Matrix Calculus: Calculate derivatives of matrices

bmc7505 · on April 15, 2023

Sören Laue, creator and first author of this work [1] gave a nice talk [2,3] about it at our reading group not long ago. He also has written about how automatic and symbolic differentiation are essentially equivalent. [4]

[1]: https://papers.nips.cc/paper/2018/file/0a1bf96b7165e962e90cb...

[2]: https://www.youtube.com/watch?v=IbTRRlPZwgc

[3]: https://compcalc.github.io/public/laue/tensor_derivatives.pd...

[4]: https://arxiv.org/pdf/1904.02990.pdf

davnn · on April 15, 2023

I hope that something like his „generic tensor multiplication operator“ [1], a slightly adapted Einstein notation, becomes the standard notation in the future. The traditional linear algebra notation with it‘s ugly transpose formalism is nothing I would ever want to use.

[1] https://ojs.aaai.org/index.php/AAAI/article/download/5881/57...

soeren_l · on April 15, 2023

I fully agree with you on this one. It took us ages to figure out that linear algebra notation it not the right way. Using tensor notation and einsum, tensor and matrix derivatives become almost trivial. And no need to use ugly transposes, Kronecker symbols, etc.. Thats why we wrote this article and created the website. (Sören Laue, creator of this website and my personal biased view)

cookieperson · on April 15, 2023

Thanks for sharing these tools. Do you have any blogs or open access journals sharing this notation? It seems very simple, I'd love to use it

newsoul · on April 15, 2023

Do you know any books which teach matrix calculus?

0xcafefood · on April 15, 2023

https://en.wikipedia.org/wiki/Tensor_calculus is a term you're much likelier to find as the subject of a book. Matrices are just specific special cases of tensors, after all, and mathematicians like to generalize.

A good book on differential geometry will also probably start with an overview of tensor calculus.

hgsgm · on April 15, 2023

And multivariable calculus is the intro to that.

sn9 · on April 15, 2023

Hubbard and Hubbard's Vector Calculus is a great introduction to multivariable calculus and linear algebra that ends with an introduction to differential forms. And it has a complete solutions manual you can purchase as well.

https://matrixeditions.com/5thUnifiedApproach.html

metanonsense · on April 15, 2023

I liked the following book very much:

https://arxiv.org/abs/1802.01528

breck · on April 15, 2023

Interesting! Thanks for the [4] link.

FabHK · on April 15, 2023

Example where it comes in handy: OLS (ordinary least squares).

You want to solve Ax = b approximately. So, minimise the two-norm |Ax-b|, or equivalently, |Ax-b|^2, or equivalently (Ax-b)ᵀ(Ax-b) = xᵀAᵀAx - 2xᵀAᵀb + bᵀb.

How to minimise it? Easy, take the derivative wrt the vector x and set to zero (the zero vector):

2AᵀAx - 2Aᵀb = 0, so x = (AᵀA)⁻¹ Aᵀb.

Stored items
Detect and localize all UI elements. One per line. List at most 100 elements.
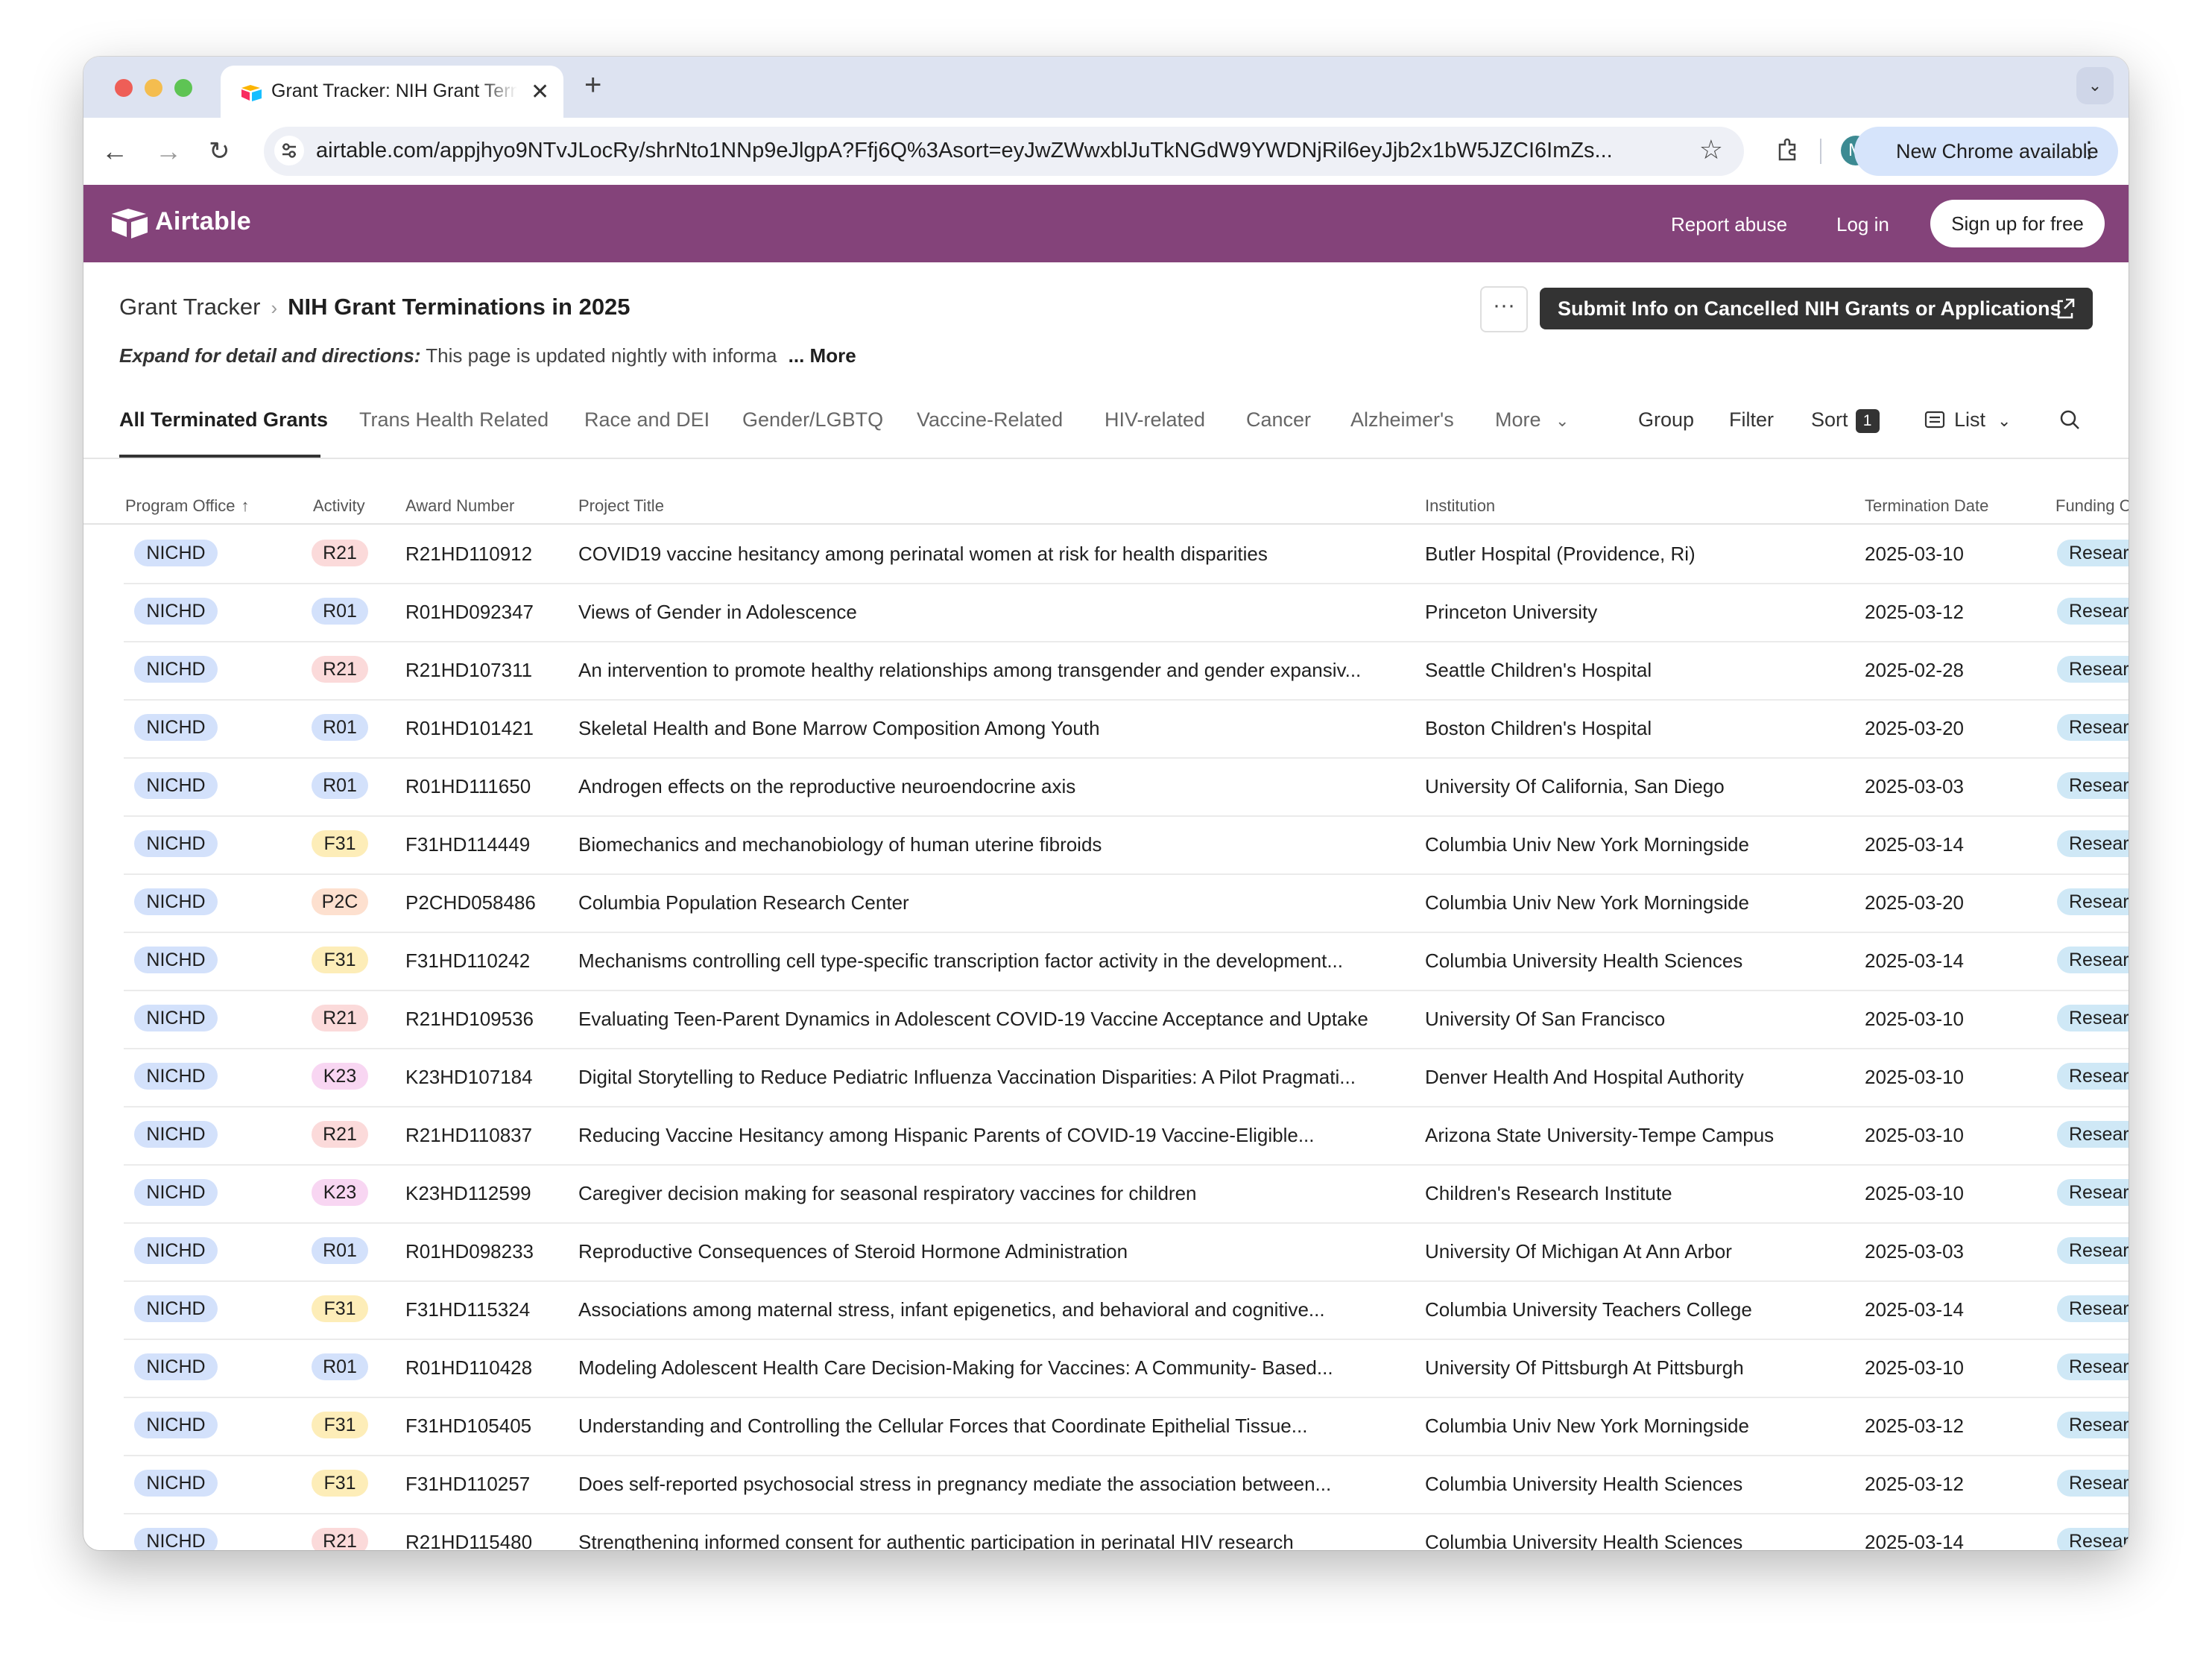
table-row[interactable]: NICHD F31 F31HD105405 Understanding and Con… — [124, 1397, 2129, 1456]
tab-vaccine-related[interactable]: Vaccine-Related — [917, 408, 1063, 432]
tab-more[interactable]: More ⌄ — [1495, 408, 1569, 432]
description-more-link[interactable]: ... More — [789, 344, 856, 367]
project-title-cell: Androgen effects on the reproductive neu… — [578, 775, 1076, 797]
column-header-termination-date[interactable]: Termination Date — [1865, 496, 1988, 516]
funding-category-pill: Resear — [2057, 1528, 2129, 1550]
log-in-link[interactable]: Log in — [1836, 213, 1889, 236]
project-title-cell: Biomechanics and mechanobiology of human… — [578, 833, 1102, 856]
project-title-cell: COVID19 vaccine hesitancy among perinata… — [578, 543, 1268, 565]
tab-strip: Grant Tracker: NIH Grant Terminations in… — [83, 57, 2129, 118]
tab-trans-health-related[interactable]: Trans Health Related — [359, 408, 549, 432]
view-tabs-bar: All Terminated Grants Trans Health Relat… — [83, 385, 2129, 459]
close-window-button[interactable] — [115, 79, 133, 97]
airtable-favicon-icon — [241, 85, 262, 101]
project-title-cell: Evaluating Teen-Parent Dynamics in Adole… — [578, 1008, 1368, 1030]
table-row[interactable]: NICHD F31 F31HD110242 Mechanisms controllin… — [124, 932, 2129, 991]
termination-date-cell: 2025-03-10 — [1865, 1356, 1964, 1379]
list-view-button[interactable]: List ⌄ — [1924, 408, 2011, 432]
award-number-cell: R01HD111650 — [405, 775, 531, 797]
filter-button[interactable]: Filter — [1729, 408, 1774, 432]
institution-cell: Children's Research Institute — [1425, 1182, 1672, 1204]
activity-pill: R01 — [312, 1353, 368, 1380]
award-number-cell: R21HD109536 — [405, 1008, 534, 1030]
table-row[interactable]: NICHD R21 R21HD115480 Strengthening informe… — [124, 1513, 2129, 1550]
tab-close-icon[interactable]: ✕ — [531, 79, 549, 105]
termination-date-cell: 2025-03-12 — [1865, 1415, 1964, 1437]
group-button[interactable]: Group — [1638, 408, 1694, 432]
funding-category-pill: Resear — [2057, 1237, 2129, 1264]
column-header-project-title[interactable]: Project Title — [578, 496, 664, 516]
tab-search-chevron-icon[interactable]: ⌄ — [2076, 67, 2114, 104]
back-arrow-icon[interactable]: ← — [101, 133, 128, 170]
table-row[interactable]: NICHD R01 R01HD098233 Reproductive Conseque… — [124, 1222, 2129, 1282]
submit-info-button[interactable]: Submit Info on Cancelled NIH Grants or A… — [1540, 288, 2093, 329]
program-office-pill: NICHD — [134, 1121, 218, 1148]
forward-arrow-icon[interactable]: → — [155, 133, 182, 170]
program-office-pill: NICHD — [134, 772, 218, 799]
breadcrumb-root[interactable]: Grant Tracker — [119, 294, 261, 320]
column-header-institution[interactable]: Institution — [1425, 496, 1495, 516]
active-tab-underline — [119, 455, 320, 458]
table-row[interactable]: NICHD R01 R01HD110428 Modeling Adolescent H… — [124, 1339, 2129, 1398]
table-row[interactable]: NICHD K23 K23HD107184 Digital Storytelling … — [124, 1048, 2129, 1108]
tab-all-terminated-grants[interactable]: All Terminated Grants — [119, 408, 328, 432]
table-row[interactable]: NICHD F31 F31HD110257 Does self-reported ps… — [124, 1455, 2129, 1514]
minimize-window-button[interactable] — [145, 79, 162, 97]
termination-date-cell: 2025-03-20 — [1865, 891, 1964, 914]
activity-pill: F31 — [312, 1470, 368, 1497]
project-title-cell: Modeling Adolescent Health Care Decision… — [578, 1356, 1333, 1379]
funding-category-pill: Resear — [2057, 656, 2129, 683]
tab-cancer[interactable]: Cancer — [1246, 408, 1311, 432]
column-header-award-number[interactable]: Award Number — [405, 496, 514, 516]
column-header-activity[interactable]: Activity — [313, 496, 365, 516]
table-row[interactable]: NICHD R21 R21HD110912 COVID19 vaccine hesit… — [124, 525, 2129, 584]
program-office-pill: NICHD — [134, 830, 218, 857]
extensions-puzzle-icon[interactable] — [1774, 137, 1801, 164]
funding-category-pill: Resear — [2057, 1005, 2129, 1031]
table-row[interactable]: NICHD R21 R21HD110837 Reducing Vaccine Hesi… — [124, 1106, 2129, 1166]
institution-cell: Boston Children's Hospital — [1425, 717, 1652, 739]
table-row[interactable]: NICHD F31 F31HD114449 Biomechanics and mech… — [124, 815, 2129, 875]
new-tab-button[interactable]: + — [584, 70, 601, 100]
browser-tab[interactable]: Grant Tracker: NIH Grant Terminations in… — [221, 66, 563, 118]
kebab-menu-icon[interactable]: ⋮ — [2078, 137, 2100, 163]
column-header-funding[interactable]: Funding C — [2055, 496, 2129, 516]
institution-cell: Columbia Univ New York Morningside — [1425, 1415, 1749, 1437]
sign-up-button[interactable]: Sign up for free — [1930, 200, 2105, 247]
tab-alzheimers[interactable]: Alzheimer's — [1350, 408, 1454, 432]
table-row[interactable]: NICHD F31 F31HD115324 Associations among ma… — [124, 1280, 2129, 1340]
tab-race-and-dei[interactable]: Race and DEI — [584, 408, 710, 432]
table-row[interactable]: NICHD R21 R21HD107311 An intervention to pr… — [124, 641, 2129, 701]
site-settings-icon[interactable] — [274, 136, 304, 165]
funding-category-pill: Resear — [2057, 947, 2129, 973]
tab-hiv-related[interactable]: HIV-related — [1105, 408, 1205, 432]
termination-date-cell: 2025-03-10 — [1865, 543, 1964, 565]
sort-button[interactable]: Sort 1 — [1811, 408, 1880, 433]
funding-category-pill: Resear — [2057, 1295, 2129, 1322]
page-description: Expand for detail and directions: This p… — [119, 344, 856, 367]
report-abuse-link[interactable]: Report abuse — [1671, 213, 1787, 236]
bookmark-star-icon[interactable]: ☆ — [1699, 134, 1723, 165]
airtable-logo-icon[interactable] — [112, 207, 149, 240]
airtable-logo-text[interactable]: Airtable — [155, 207, 251, 236]
award-number-cell: R21HD110912 — [405, 543, 533, 565]
reload-icon[interactable]: ↻ — [209, 133, 230, 170]
table-row[interactable]: NICHD R01 R01HD092347 Views of Gender in Ad… — [124, 583, 2129, 642]
table-row[interactable]: NICHD R01 R01HD111650 Androgen effects on t… — [124, 757, 2129, 817]
external-link-icon — [2055, 288, 2075, 344]
more-actions-button[interactable]: ··· — [1480, 286, 1528, 332]
search-icon[interactable] — [2058, 408, 2081, 436]
address-bar[interactable]: airtable.com/appjhyo9NTvJLocRy/shrNto1NN… — [264, 127, 1744, 176]
award-number-cell: F31HD114449 — [405, 833, 531, 856]
table-row[interactable]: NICHD R01 R01HD101421 Skeletal Health and B… — [124, 699, 2129, 759]
table-row[interactable]: NICHD K23 K23HD112599 Caregiver decision ma… — [124, 1164, 2129, 1224]
new-chrome-available-button[interactable]: New Chrome available ⋮ — [1854, 127, 2118, 176]
column-header-program-office[interactable]: Program Office ↑ — [125, 496, 250, 516]
termination-date-cell: 2025-03-12 — [1865, 601, 1964, 623]
maximize-window-button[interactable] — [174, 79, 192, 97]
tab-gender-lgbtq[interactable]: Gender/LGBTQ — [742, 408, 883, 432]
funding-category-pill: Resear — [2057, 1353, 2129, 1380]
program-office-pill: NICHD — [134, 1412, 218, 1438]
table-row[interactable]: NICHD R21 R21HD109536 Evaluating Teen-Paren… — [124, 990, 2129, 1049]
table-row[interactable]: NICHD P2C P2CHD058486 Columbia Population R… — [124, 873, 2129, 933]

• **REQUIREMENT**:
In the matrix calculus thread, what does soeren_l say becomes almost trivial when tensor notation and einsum are used?

• **THE OUTPUT**:
Tensor and matrix derivatives.